Work to do >> Provide only the number of lines in the data below that contain the string "initiation".

Data for the task >>
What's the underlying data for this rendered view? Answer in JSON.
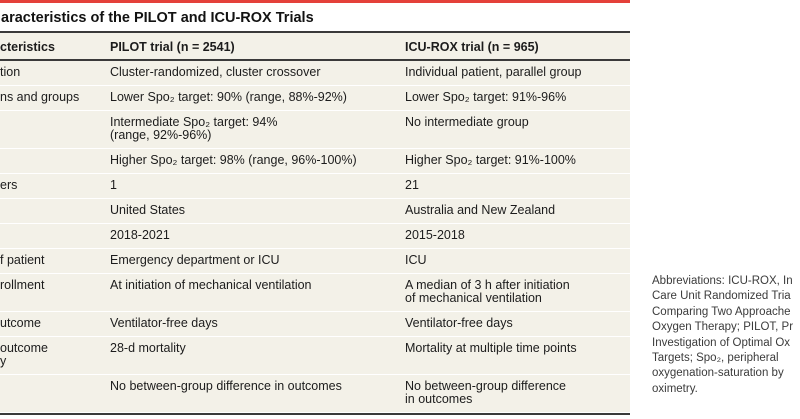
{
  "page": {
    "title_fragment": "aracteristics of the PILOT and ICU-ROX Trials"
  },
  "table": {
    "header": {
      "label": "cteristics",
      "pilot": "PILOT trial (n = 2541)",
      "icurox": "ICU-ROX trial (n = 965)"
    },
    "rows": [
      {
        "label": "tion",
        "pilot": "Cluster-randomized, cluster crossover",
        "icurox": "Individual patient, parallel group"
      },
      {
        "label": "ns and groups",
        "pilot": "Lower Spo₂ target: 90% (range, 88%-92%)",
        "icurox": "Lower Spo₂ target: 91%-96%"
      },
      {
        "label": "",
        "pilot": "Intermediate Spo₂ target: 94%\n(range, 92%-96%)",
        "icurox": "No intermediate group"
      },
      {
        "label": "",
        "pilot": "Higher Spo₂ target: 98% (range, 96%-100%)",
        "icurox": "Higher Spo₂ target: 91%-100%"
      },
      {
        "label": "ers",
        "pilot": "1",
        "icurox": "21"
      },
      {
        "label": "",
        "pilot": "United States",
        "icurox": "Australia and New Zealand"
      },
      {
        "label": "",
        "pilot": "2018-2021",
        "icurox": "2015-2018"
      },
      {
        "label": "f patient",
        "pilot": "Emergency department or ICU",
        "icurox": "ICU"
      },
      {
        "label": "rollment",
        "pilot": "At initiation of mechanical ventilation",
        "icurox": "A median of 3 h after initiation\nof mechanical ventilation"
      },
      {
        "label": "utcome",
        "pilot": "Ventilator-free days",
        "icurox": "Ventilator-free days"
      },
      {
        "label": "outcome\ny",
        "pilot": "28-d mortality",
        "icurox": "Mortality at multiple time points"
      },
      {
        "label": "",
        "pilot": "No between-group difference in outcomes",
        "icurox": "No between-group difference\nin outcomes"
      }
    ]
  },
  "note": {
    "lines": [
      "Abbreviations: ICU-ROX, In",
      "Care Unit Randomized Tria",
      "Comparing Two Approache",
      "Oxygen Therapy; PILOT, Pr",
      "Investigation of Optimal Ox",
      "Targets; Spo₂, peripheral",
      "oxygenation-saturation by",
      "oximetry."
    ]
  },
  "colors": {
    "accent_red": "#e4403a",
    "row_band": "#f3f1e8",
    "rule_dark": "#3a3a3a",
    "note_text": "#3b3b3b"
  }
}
---
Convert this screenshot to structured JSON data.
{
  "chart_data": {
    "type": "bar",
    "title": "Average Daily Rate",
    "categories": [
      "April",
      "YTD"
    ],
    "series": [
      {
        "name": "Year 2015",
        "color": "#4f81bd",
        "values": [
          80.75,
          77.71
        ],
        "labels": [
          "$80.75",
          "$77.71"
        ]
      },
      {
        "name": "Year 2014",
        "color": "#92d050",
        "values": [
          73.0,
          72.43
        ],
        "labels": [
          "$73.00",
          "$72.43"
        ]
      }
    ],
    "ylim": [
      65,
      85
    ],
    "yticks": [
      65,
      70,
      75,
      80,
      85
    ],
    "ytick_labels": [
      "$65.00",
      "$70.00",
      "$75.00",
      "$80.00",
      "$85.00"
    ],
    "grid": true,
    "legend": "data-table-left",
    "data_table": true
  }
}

Correct answer >> 2